Text excerpt:

- Opening Delimiter -

Not all Omegas are created equal
I’m not a nutritionist by any means. But as someone with heart disease, I’ve learned enough to throw some useful nutrition facts your way on the occasional Tuesday.
Everyone knows about Omega-3 fatty acids: they’re good for your heart and a lot more. But Omega-6 fatty acids are also an important dietary consideration, particularly the balance of Omega-3 and Omega-6. It’s estimated that the average American diet contains between 14 and 25 times more Omega-6 than 3. That’s not good, because high consumption of Omega-6 promotes inflammation and is associated with heart diseases, arthritis, depression, cancer and more. The optimal balance is 4:1 or lower – some experts recommend a 2:1 ratio.
Start reading nutrition labels, and you’ll start to see how Omega-6’s sneak into your diet – the biggest culprits are polyunsaturated oils: corn, sunflower*, safflower*, soy and cottonseed, found in commercial breads and baked goods, margarines, salad dressings and many other processed foods – even veggie burgers and soy dogs. Other foods high in Omega-6 include tofu, sunflower seeds, whole grains and meats. (However, note that grass-fed beef has a much, much better Omega-6 to 3 ratio than grain-feed beef.) So bottom line, here’s my advice:
• Strongly limit your intake of the oils listed above. Instead, choose oils like extra virgin olive, organic canola, and macadamia nut.
• Balance the Omega-6s you do eat with Omega-3’s from olive oil, flax seeds, avocados, oily fish, winter squash, beans and omega-3 fortified eggs.
• Don’t bake with margarine – it makes me crazy to see all of the vegan recipes with Earth Balance! Choose a heart-healthy oil instead.
* UPDATE: “high oleic” versions of sunflower and safflower oil are quite different and will not have the same inflammatory effect as the regular type. If the sunflower and safflower oils in your supermarket aren’t clearly marked, look on nutrition labels for a high monounsaturated fat content and a low polyunsaturated content – that indicates a high-oleic oil.
Hope this info helps you keep the all-important Omega balance in mind as you chow your way through the week.

- Closing Delimiter -

Data under study:
- Opening Delimiter -

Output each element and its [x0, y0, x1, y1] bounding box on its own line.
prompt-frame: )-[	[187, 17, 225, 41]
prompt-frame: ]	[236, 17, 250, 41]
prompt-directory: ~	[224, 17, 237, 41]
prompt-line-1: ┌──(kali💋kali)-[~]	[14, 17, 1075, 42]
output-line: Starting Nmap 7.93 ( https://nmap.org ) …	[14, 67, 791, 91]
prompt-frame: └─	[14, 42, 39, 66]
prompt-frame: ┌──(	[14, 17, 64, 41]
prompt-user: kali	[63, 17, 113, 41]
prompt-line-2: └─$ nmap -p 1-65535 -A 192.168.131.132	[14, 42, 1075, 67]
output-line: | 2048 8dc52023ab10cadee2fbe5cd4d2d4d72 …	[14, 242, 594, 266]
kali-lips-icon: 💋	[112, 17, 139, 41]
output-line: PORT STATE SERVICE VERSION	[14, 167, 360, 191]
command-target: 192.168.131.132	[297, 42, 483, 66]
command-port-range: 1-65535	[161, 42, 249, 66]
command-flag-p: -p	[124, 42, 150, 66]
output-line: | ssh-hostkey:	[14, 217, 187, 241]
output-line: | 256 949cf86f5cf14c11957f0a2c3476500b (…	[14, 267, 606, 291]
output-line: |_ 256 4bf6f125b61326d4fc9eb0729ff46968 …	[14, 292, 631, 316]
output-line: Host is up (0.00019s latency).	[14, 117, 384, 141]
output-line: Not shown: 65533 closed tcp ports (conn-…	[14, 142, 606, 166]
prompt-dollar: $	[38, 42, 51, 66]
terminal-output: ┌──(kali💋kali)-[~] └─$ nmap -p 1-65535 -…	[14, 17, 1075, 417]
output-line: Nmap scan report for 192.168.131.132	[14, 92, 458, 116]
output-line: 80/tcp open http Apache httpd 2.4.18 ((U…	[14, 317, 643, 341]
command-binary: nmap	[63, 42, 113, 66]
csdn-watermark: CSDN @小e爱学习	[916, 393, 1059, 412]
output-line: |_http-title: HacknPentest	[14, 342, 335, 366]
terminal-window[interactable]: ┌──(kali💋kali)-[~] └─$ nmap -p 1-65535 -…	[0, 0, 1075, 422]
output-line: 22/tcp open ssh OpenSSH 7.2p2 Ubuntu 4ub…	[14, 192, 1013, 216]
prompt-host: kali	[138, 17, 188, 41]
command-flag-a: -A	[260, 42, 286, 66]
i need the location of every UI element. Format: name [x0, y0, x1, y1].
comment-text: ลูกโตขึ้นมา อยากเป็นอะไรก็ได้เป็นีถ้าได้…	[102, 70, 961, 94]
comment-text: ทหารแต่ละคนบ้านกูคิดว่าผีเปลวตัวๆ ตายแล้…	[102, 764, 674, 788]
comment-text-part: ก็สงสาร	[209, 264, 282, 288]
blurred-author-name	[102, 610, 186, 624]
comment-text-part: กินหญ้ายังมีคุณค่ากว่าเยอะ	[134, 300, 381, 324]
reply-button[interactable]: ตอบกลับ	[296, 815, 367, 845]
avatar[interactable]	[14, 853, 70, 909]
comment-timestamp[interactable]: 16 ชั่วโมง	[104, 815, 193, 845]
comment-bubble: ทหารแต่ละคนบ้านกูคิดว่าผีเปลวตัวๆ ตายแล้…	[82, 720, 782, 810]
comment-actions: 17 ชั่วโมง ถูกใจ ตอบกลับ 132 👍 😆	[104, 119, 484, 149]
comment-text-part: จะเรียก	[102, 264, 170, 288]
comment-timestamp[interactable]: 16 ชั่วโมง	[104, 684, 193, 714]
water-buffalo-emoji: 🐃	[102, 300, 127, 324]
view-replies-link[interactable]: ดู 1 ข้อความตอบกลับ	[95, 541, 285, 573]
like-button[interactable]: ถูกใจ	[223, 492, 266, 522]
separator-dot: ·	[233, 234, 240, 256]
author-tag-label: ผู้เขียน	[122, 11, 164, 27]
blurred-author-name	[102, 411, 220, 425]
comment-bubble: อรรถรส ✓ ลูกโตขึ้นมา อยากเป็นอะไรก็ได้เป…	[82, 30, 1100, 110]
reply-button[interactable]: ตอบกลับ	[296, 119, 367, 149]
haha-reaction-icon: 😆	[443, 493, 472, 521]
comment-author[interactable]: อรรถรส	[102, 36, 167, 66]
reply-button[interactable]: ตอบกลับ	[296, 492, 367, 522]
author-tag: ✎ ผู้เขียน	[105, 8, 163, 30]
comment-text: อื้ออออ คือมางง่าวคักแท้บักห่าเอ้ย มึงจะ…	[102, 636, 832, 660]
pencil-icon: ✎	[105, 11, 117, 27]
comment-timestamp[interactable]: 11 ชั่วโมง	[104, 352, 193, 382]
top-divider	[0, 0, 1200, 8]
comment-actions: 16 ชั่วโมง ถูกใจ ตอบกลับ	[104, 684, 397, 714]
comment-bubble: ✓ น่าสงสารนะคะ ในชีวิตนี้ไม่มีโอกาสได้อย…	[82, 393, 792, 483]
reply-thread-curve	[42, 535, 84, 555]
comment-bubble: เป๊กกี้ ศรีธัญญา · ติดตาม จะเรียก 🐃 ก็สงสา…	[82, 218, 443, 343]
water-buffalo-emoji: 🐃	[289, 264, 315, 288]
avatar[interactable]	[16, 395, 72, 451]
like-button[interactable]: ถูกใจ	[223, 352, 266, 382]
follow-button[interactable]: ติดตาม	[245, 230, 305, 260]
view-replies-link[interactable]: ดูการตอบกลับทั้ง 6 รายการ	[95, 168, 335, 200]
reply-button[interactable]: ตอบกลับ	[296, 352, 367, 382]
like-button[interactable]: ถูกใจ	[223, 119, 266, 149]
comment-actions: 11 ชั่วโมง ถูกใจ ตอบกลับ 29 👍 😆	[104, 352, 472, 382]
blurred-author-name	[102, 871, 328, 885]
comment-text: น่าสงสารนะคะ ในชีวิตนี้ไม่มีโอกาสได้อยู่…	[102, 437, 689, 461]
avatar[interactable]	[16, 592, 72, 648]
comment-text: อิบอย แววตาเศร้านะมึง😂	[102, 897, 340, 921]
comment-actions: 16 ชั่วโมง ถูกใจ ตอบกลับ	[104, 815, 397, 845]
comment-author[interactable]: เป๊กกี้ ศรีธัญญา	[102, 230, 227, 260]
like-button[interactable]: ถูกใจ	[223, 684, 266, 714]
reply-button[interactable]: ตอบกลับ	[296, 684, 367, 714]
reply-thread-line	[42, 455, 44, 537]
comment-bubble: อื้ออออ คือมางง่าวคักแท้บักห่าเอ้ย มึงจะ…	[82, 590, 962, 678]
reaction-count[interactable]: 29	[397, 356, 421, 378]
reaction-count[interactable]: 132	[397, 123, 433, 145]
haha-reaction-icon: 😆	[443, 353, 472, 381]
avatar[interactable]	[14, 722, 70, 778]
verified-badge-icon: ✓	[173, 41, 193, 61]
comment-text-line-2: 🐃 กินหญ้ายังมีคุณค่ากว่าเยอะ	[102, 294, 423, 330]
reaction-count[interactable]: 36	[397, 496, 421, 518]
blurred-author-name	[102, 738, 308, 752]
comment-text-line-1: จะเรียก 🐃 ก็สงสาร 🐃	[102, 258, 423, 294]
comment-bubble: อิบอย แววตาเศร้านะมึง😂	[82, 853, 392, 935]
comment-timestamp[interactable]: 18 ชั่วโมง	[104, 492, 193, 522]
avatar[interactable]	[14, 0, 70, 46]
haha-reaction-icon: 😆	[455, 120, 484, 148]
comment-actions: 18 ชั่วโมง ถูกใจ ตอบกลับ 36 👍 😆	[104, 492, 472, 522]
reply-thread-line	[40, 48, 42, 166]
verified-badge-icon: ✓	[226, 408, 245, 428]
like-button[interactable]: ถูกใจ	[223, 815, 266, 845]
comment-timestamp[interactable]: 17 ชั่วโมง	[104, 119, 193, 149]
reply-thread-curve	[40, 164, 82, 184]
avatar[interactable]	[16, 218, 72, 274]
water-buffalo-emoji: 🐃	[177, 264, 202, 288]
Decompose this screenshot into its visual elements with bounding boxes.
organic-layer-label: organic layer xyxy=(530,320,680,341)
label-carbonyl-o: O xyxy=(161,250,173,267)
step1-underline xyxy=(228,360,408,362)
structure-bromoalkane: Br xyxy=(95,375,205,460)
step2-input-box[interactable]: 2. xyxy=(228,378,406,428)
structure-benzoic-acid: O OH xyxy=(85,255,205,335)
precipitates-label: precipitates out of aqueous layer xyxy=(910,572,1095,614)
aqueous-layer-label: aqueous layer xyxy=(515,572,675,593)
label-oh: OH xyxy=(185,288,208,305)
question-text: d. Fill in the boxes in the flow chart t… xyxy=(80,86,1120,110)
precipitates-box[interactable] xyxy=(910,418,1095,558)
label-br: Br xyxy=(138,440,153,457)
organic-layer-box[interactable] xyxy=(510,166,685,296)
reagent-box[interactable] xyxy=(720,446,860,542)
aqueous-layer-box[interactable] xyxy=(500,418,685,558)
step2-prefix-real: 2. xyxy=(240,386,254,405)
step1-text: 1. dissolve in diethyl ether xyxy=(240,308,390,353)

- Closing Delimiter -

Brief 1: Reproduce word for word the passage of the omega fatty acids text between "Start reading nutrition" and "omega-3 fortified eggs.", inclusive.
Brief 2: In the omega fatty acids text, what ratio of Omega-6 to Omega-3 do some experts recommend?

Your solution 1:
Start reading nutrition labels, and you’ll start to see how Omega-6’s sneak into your diet – the biggest culprits are polyunsaturated oils: corn, sunflower*, safflower*, soy and cottonseed, found in commercial breads and baked goods, margarines, salad dressings and many other processed foods – even veggie burgers and soy dogs. Other foods high in Omega-6 include tofu, sunflower seeds, whole grains and meats. (However, note that grass-fed beef has a much, much better Omega-6 to 3 ratio than grain-feed beef.) So bottom line, here’s my advice:
• Strongly limit your intake of the oils listed above. Instead, choose oils like extra virgin olive, organic canola, and macadamia nut.
• Balance the Omega-6s you do eat with Omega-3’s from olive oil, flax seeds, avocados, oily fish, winter squash, beans and omega-3 fortified eggs.

Your solution 2: A 2:1 ratio.